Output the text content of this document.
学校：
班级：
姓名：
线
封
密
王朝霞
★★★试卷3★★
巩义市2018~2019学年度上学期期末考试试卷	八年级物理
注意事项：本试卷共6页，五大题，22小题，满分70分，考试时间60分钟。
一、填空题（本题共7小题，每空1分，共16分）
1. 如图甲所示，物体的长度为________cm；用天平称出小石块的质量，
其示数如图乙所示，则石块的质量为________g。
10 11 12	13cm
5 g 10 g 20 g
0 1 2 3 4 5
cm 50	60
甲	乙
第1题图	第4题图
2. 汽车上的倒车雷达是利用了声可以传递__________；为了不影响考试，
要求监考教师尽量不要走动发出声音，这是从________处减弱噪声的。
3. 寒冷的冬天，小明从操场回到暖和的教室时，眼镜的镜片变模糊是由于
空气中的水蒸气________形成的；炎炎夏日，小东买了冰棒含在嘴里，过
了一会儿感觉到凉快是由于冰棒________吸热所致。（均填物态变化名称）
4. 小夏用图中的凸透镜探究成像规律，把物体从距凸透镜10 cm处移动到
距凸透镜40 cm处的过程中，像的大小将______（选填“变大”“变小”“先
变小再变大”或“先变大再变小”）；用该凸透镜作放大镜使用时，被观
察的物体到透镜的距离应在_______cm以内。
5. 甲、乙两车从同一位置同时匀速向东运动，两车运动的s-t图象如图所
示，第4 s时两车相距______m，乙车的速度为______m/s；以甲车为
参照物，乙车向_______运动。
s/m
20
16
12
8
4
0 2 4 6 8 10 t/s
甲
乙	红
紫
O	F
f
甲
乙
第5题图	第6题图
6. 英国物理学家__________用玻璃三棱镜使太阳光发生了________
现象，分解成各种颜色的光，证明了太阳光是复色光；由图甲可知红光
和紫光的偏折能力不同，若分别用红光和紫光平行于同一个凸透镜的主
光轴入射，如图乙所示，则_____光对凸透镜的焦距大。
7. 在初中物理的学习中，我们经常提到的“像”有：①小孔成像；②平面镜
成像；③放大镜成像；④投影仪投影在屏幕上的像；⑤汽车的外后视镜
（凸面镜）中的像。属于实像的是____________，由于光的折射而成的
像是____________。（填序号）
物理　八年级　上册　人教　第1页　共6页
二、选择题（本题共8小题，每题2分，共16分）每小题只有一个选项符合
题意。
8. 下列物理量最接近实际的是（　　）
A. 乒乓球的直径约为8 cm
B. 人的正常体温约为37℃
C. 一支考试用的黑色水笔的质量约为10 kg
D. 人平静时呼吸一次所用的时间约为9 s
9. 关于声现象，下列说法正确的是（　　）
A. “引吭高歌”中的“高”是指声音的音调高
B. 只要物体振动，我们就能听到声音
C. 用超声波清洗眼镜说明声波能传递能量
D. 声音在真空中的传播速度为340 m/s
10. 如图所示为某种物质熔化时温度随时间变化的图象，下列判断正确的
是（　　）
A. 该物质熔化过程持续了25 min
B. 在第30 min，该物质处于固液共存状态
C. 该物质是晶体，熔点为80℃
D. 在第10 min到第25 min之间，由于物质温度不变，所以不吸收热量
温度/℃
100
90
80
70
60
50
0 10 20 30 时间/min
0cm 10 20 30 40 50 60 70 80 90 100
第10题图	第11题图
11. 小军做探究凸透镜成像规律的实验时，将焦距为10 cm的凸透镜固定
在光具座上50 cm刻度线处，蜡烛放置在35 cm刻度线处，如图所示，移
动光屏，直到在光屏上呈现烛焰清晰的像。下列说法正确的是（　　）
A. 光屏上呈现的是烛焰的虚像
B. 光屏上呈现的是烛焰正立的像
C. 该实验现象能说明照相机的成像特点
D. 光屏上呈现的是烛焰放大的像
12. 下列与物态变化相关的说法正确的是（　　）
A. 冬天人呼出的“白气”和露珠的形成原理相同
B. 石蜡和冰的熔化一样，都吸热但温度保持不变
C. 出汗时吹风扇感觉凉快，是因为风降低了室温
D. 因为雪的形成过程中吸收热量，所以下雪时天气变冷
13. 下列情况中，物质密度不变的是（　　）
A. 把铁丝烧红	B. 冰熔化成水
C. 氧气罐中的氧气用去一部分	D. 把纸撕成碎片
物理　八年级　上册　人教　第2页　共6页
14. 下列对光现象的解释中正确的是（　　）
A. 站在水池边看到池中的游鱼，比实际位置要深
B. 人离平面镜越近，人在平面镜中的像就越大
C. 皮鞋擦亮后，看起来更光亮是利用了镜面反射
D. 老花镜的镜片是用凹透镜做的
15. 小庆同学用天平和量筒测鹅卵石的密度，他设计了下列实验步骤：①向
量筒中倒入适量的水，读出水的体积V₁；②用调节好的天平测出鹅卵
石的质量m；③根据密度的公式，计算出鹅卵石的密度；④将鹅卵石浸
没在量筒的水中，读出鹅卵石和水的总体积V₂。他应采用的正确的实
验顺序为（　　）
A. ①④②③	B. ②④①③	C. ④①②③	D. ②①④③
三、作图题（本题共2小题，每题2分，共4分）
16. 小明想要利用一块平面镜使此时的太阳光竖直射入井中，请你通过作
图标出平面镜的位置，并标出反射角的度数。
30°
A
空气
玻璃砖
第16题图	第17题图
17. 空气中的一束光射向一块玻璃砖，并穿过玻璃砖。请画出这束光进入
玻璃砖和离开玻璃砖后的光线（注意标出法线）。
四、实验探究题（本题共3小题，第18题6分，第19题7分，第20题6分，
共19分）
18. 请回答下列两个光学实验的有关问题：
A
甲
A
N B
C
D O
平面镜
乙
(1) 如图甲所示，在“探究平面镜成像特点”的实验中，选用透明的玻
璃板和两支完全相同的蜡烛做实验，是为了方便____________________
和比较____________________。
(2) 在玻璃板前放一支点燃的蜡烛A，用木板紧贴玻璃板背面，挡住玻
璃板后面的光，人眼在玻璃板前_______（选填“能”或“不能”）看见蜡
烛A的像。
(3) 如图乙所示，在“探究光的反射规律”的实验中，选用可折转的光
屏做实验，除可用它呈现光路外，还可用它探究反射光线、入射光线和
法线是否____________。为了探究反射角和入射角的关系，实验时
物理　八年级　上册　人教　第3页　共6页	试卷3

══════════

→ Exercise details
Report how many lines in the data contain the word "如图甲所示", with no words besides the number.

→ Result
2